Instructions to follow: Without skipping anything, write out each record below exactly.

:: Input for this task

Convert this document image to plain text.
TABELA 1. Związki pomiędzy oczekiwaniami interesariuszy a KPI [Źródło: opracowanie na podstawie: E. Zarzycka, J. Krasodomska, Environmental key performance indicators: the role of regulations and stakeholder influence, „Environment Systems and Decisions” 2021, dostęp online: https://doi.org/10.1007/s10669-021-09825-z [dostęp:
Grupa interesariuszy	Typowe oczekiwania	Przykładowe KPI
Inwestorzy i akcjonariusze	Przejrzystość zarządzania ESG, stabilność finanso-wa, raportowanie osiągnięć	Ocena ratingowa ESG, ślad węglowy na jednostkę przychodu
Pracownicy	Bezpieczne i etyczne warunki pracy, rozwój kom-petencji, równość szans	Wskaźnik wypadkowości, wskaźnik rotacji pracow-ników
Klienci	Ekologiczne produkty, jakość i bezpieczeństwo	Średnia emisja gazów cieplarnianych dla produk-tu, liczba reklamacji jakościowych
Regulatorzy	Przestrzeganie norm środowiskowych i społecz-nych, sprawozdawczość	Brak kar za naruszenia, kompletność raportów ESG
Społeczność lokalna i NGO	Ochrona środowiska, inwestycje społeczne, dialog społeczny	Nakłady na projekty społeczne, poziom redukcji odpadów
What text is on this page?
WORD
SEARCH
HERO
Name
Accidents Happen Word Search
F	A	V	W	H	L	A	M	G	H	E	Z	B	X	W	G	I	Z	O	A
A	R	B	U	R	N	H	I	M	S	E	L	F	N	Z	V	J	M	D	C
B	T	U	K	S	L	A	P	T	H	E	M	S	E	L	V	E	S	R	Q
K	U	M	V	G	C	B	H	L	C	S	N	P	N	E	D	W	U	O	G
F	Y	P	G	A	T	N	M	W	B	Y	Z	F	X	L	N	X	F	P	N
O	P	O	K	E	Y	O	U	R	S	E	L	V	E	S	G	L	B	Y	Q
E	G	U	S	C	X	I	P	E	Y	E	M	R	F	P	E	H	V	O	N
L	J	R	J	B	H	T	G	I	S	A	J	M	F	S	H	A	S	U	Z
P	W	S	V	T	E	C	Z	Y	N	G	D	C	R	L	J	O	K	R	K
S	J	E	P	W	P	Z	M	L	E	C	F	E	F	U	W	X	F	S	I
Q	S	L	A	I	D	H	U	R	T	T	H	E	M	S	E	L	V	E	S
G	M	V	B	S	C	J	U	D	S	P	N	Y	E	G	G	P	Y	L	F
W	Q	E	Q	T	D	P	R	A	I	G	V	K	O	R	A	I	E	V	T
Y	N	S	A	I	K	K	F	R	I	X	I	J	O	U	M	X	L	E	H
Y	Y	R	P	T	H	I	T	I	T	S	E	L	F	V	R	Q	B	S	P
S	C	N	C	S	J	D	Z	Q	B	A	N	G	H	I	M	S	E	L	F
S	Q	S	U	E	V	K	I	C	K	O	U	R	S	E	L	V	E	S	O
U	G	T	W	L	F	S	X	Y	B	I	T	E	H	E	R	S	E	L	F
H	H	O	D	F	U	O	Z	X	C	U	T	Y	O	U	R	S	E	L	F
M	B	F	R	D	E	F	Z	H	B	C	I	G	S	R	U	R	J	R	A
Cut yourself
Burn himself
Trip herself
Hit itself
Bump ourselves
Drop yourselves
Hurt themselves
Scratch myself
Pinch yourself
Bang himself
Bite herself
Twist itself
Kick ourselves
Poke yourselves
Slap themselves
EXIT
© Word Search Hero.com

::::

Exercise result:
Convert this document image to plain text.
TABELA 1. Związki pomiędzy oczekiwaniami interesariuszy a KPI [Źródło: opracowanie na podstawie: E. Zarzycka, J. Krasodomska, Environmental key performance indicators: the role of regulations and stakeholder influence, „Environment Systems and Decisions” 2021, dostęp online: https://doi.org/10.1007/s10669-021-09825-z [dostęp:
Grupa interesariuszy	Typowe oczekiwania	Przykładowe KPI
Inwestorzy i akcjonariusze	Przejrzystość zarządzania ESG, stabilność finanso-wa, raportowanie osiągnięć	Ocena ratingowa ESG, ślad węglowy na jednostkę przychodu
Pracownicy	Bezpieczne i etyczne warunki pracy, rozwój kom-petencji, równość szans	Wskaźnik wypadkowości, wskaźnik rotacji pracow-ników
Klienci	Ekologiczne produkty, jakość i bezpieczeństwo	Średnia emisja gazów cieplarnianych dla produk-tu, liczba reklamacji jakościowych
Regulatorzy	Przestrzeganie norm środowiskowych i społecz-nych, sprawozdawczość	Brak kar za naruszenia, kompletność raportów ESG
Społeczność lokalna i NGO	Ochrona środowiska, inwestycje społeczne, dialog społeczny	Nakłady na projekty społeczne, poziom redukcji odpadów
What text is on this page?
WORD
SEARCH
HERO
Name
Accidents Happen Word Search
F	A	V	W	H	L	A	M	G	H	E	Z	B	X	W	G	I	Z	O	A
A	R	B	U	R	N	H	I	M	S	E	L	F	N	Z	V	J	M	D	C
B	T	U	K	S	L	A	P	T	H	E	M	S	E	L	V	E	S	R	Q
K	U	M	V	G	C	B	H	L	C	S	N	P	N	E	D	W	U	O	G
F	Y	P	G	A	T	N	M	W	B	Y	Z	F	X	L	N	X	F	P	N
O	P	O	K	E	Y	O	U	R	S	E	L	V	E	S	G	L	B	Y	Q
E	G	U	S	C	X	I	P	E	Y	E	M	R	F	P	E	H	V	O	N
L	J	R	J	B	H	T	G	I	S	A	J	M	F	S	H	A	S	U	Z
P	W	S	V	T	E	C	Z	Y	N	G	D	C	R	L	J	O	K	R	K
S	J	E	P	W	P	Z	M	L	E	C	F	E	F	U	W	X	F	S	I
Q	S	L	A	I	D	H	U	R	T	T	H	E	M	S	E	L	V	E	S
G	M	V	B	S	C	J	U	D	S	P	N	Y	E	G	G	P	Y	L	F
W	Q	E	Q	T	D	P	R	A	I	G	V	K	O	R	A	I	E	V	T
Y	N	S	A	I	K	K	F	R	I	X	I	J	O	U	M	X	L	E	H
Y	Y	R	P	T	H	I	T	I	T	S	E	L	F	V	R	Q	B	S	P
S	C	N	C	S	J	D	Z	Q	B	A	N	G	H	I	M	S	E	L	F
S	Q	S	U	E	V	K	I	C	K	O	U	R	S	E	L	V	E	S	O
U	G	T	W	L	F	S	X	Y	B	I	T	E	H	E	R	S	E	L	F
H	H	O	D	F	U	O	Z	X	C	U	T	Y	O	U	R	S	E	L	F
M	B	F	R	D	E	F	Z	H	B	C	I	G	S	R	U	R	J	R	A
Cut yourself
Burn himself
Trip herself
Hit itself
Bump ourselves
Drop yourselves
Hurt themselves
Scratch myself
Pinch yourself
Bang himself
Bite herself
Twist itself
Kick ourselves
Poke yourselves
Slap themselves
EXIT
© Word Search Hero.com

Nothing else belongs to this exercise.